### WRITTEN EXERCISE
Give only the number of lines in these records that contain the word "parking".
BEGIN DATASET
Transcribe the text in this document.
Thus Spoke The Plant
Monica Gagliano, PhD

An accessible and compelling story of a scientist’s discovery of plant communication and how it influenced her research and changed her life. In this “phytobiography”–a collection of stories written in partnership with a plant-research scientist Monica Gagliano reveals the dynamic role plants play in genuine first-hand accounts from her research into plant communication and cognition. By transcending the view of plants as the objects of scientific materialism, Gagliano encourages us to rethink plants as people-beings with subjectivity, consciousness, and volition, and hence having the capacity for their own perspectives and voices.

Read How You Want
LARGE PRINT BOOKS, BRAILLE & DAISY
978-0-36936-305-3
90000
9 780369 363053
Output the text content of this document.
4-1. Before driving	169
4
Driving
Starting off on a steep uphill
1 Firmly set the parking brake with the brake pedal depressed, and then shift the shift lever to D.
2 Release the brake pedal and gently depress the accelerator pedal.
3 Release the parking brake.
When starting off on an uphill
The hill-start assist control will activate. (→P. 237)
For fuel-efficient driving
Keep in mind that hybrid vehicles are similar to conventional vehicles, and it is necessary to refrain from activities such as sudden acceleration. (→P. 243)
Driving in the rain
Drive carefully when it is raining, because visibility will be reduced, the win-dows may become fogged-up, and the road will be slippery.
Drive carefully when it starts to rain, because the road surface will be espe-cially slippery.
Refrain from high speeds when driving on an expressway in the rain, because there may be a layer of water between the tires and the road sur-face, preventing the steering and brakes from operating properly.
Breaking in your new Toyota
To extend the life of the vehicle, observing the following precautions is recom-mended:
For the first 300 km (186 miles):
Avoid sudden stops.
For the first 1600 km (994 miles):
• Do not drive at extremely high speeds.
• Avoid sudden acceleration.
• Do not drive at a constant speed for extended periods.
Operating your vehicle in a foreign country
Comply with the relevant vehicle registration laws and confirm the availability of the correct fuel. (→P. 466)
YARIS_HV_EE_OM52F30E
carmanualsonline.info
END DATASET
### RESPONSE TO THIS TASK
2